* _The records_:
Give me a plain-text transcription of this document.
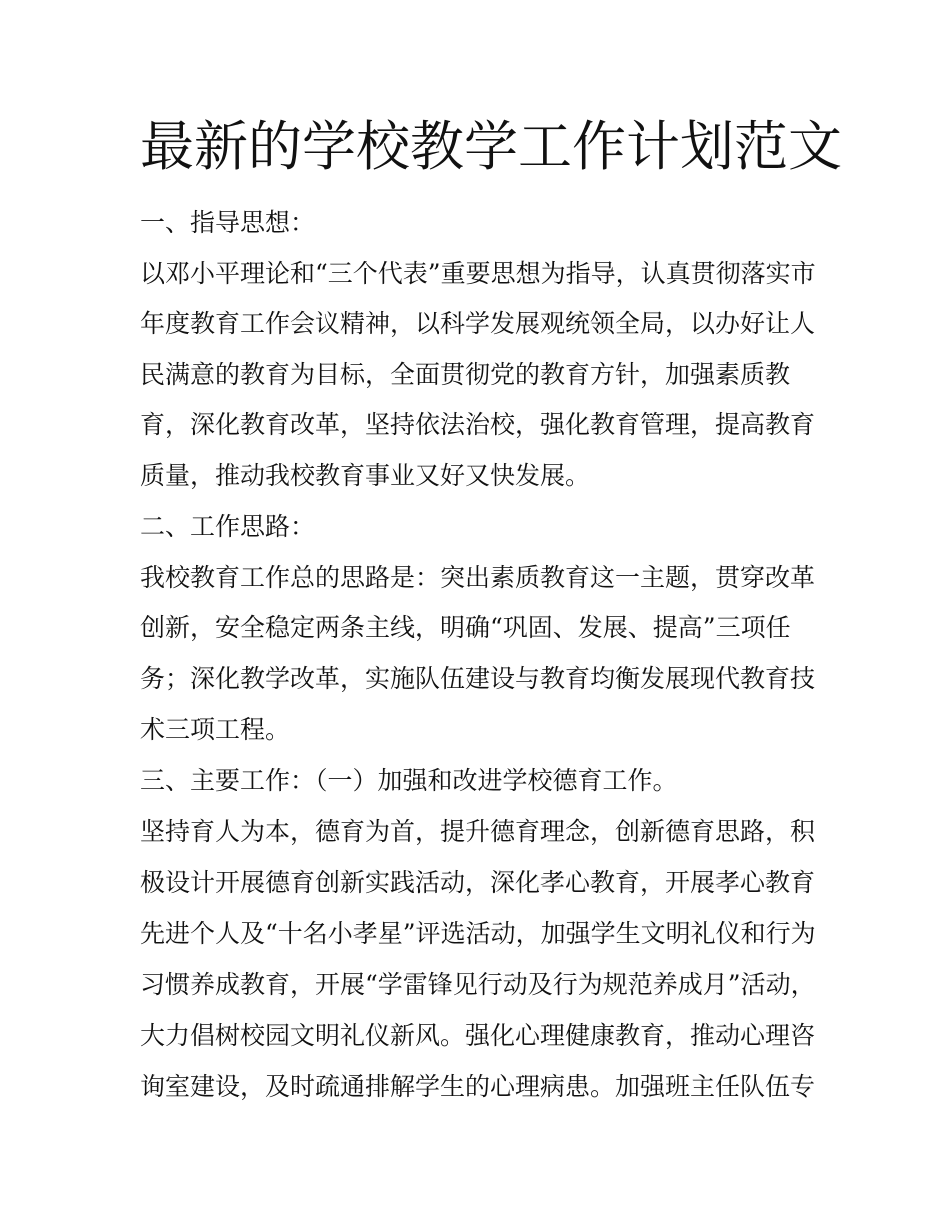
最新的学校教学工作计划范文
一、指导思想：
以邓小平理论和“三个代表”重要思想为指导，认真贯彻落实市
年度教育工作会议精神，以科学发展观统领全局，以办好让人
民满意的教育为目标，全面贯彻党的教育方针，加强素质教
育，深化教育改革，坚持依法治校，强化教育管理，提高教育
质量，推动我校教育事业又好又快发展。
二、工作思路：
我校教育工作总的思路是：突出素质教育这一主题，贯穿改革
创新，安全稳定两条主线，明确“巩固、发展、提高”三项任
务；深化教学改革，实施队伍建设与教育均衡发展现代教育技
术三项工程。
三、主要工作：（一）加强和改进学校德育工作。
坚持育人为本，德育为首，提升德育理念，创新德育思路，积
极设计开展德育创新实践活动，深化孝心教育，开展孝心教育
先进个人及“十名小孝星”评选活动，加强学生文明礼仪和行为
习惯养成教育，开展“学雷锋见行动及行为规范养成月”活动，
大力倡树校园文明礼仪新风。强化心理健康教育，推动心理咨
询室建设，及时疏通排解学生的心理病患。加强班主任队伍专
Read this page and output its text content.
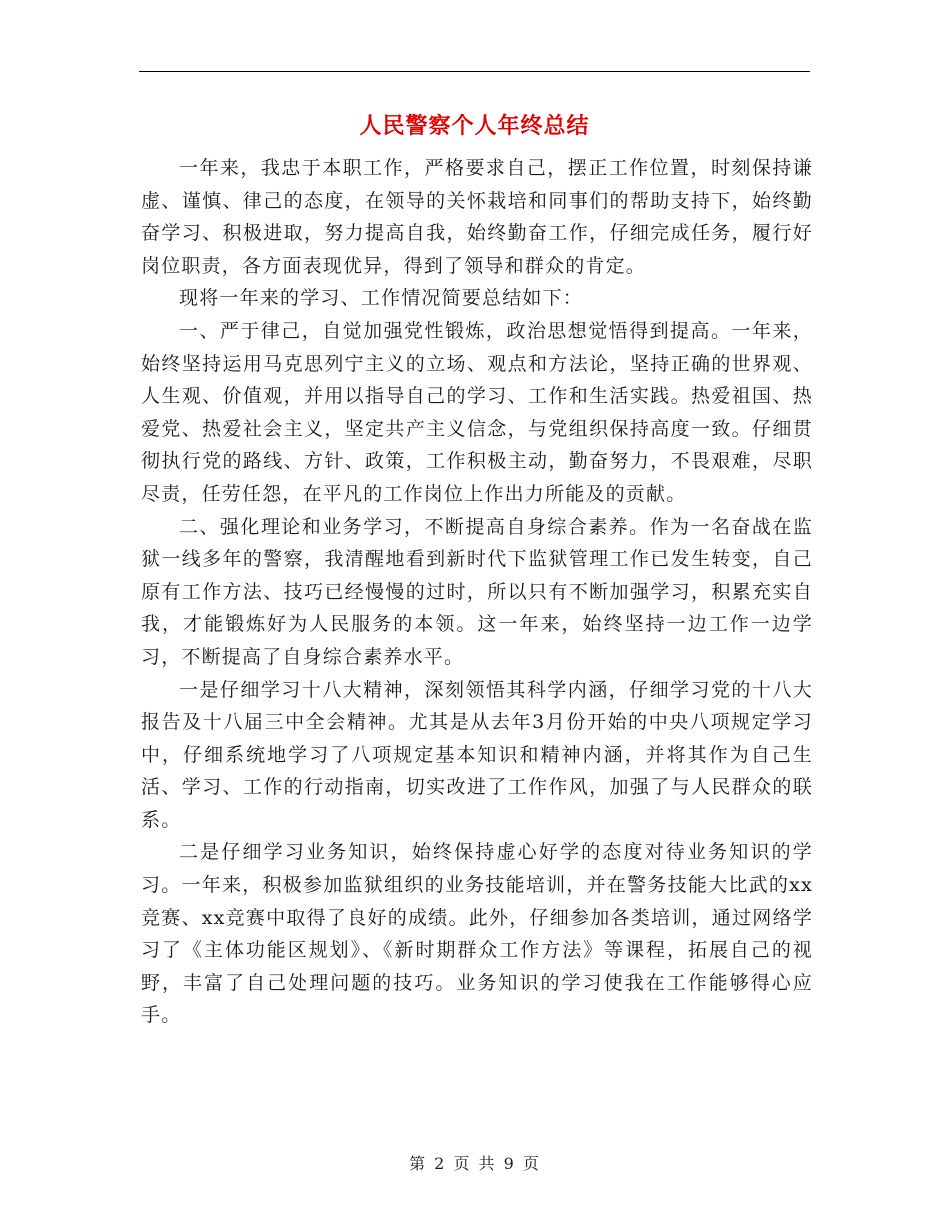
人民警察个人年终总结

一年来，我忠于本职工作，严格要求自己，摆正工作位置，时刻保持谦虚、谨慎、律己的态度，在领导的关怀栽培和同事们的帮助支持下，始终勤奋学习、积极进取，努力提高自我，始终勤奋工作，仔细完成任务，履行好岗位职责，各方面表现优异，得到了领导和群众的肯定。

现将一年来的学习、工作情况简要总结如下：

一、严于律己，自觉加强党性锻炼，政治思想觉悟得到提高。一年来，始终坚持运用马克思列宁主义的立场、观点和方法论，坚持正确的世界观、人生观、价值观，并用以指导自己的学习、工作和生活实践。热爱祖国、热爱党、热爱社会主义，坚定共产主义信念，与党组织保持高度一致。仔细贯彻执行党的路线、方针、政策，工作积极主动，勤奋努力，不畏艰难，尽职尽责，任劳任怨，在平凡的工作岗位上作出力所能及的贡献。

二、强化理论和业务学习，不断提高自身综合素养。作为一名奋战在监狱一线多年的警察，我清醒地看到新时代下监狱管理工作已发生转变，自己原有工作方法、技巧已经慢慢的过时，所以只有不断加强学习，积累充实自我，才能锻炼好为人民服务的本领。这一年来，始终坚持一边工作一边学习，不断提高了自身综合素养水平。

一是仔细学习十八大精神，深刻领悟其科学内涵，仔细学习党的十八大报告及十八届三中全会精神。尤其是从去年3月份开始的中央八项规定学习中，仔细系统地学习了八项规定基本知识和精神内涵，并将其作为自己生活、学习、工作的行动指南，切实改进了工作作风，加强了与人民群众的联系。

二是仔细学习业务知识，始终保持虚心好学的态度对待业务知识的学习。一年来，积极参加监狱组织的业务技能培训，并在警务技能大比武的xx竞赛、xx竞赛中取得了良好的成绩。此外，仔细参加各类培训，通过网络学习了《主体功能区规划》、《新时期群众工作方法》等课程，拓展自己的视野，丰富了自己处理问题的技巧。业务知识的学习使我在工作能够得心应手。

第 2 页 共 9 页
--
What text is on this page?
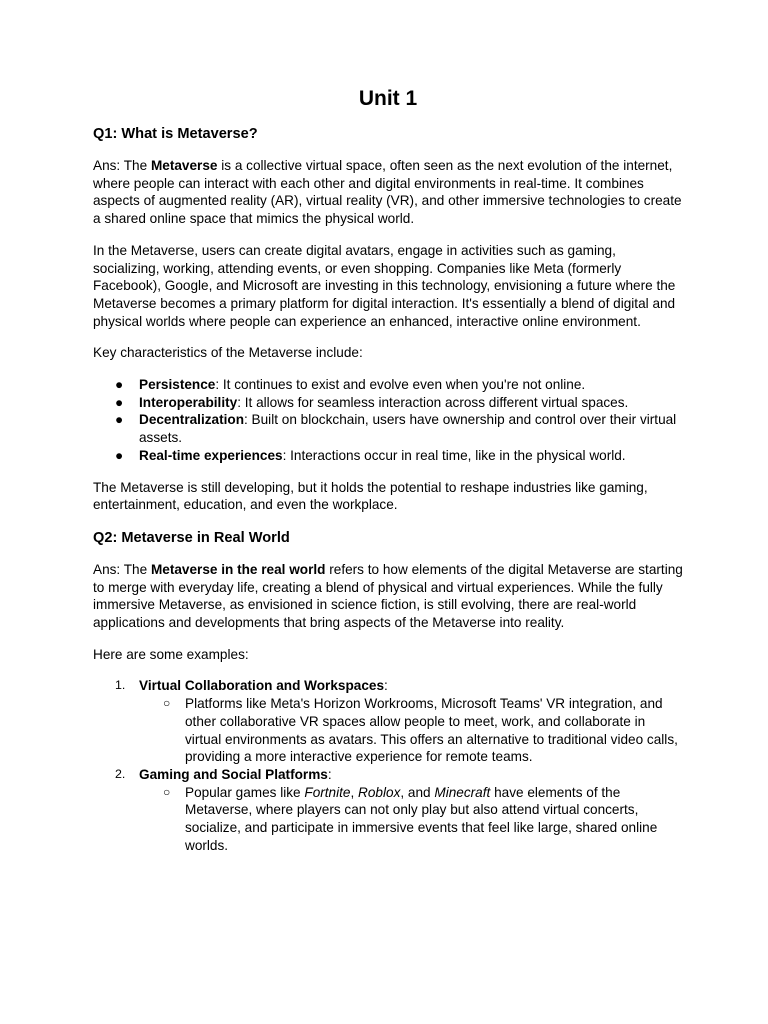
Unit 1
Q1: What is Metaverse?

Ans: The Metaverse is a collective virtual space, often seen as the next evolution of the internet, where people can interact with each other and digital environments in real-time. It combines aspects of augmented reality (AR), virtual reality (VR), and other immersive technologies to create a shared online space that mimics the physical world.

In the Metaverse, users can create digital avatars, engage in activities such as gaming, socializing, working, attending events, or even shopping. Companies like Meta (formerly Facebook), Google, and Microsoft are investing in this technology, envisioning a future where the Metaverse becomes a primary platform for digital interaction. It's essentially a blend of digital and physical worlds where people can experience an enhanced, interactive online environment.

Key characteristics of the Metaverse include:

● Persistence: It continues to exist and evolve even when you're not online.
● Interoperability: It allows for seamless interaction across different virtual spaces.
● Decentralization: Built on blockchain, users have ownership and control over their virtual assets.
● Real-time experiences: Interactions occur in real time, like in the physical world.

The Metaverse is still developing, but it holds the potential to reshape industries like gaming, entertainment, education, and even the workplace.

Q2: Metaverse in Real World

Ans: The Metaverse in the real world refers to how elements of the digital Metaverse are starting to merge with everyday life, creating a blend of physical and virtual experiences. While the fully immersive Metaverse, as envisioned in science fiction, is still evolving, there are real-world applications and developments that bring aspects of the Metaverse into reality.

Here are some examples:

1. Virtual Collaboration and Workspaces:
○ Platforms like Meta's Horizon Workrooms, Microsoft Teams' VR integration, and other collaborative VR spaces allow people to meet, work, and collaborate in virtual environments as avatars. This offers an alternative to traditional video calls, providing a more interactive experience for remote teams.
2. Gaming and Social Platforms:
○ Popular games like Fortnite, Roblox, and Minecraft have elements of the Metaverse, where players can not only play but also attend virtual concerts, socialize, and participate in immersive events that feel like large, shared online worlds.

* _Written exercise_: Examine the records and pull out every line where the string "What" occurs.

* _Task solution_:
What text is on this page?
Q1: What is Metaverse?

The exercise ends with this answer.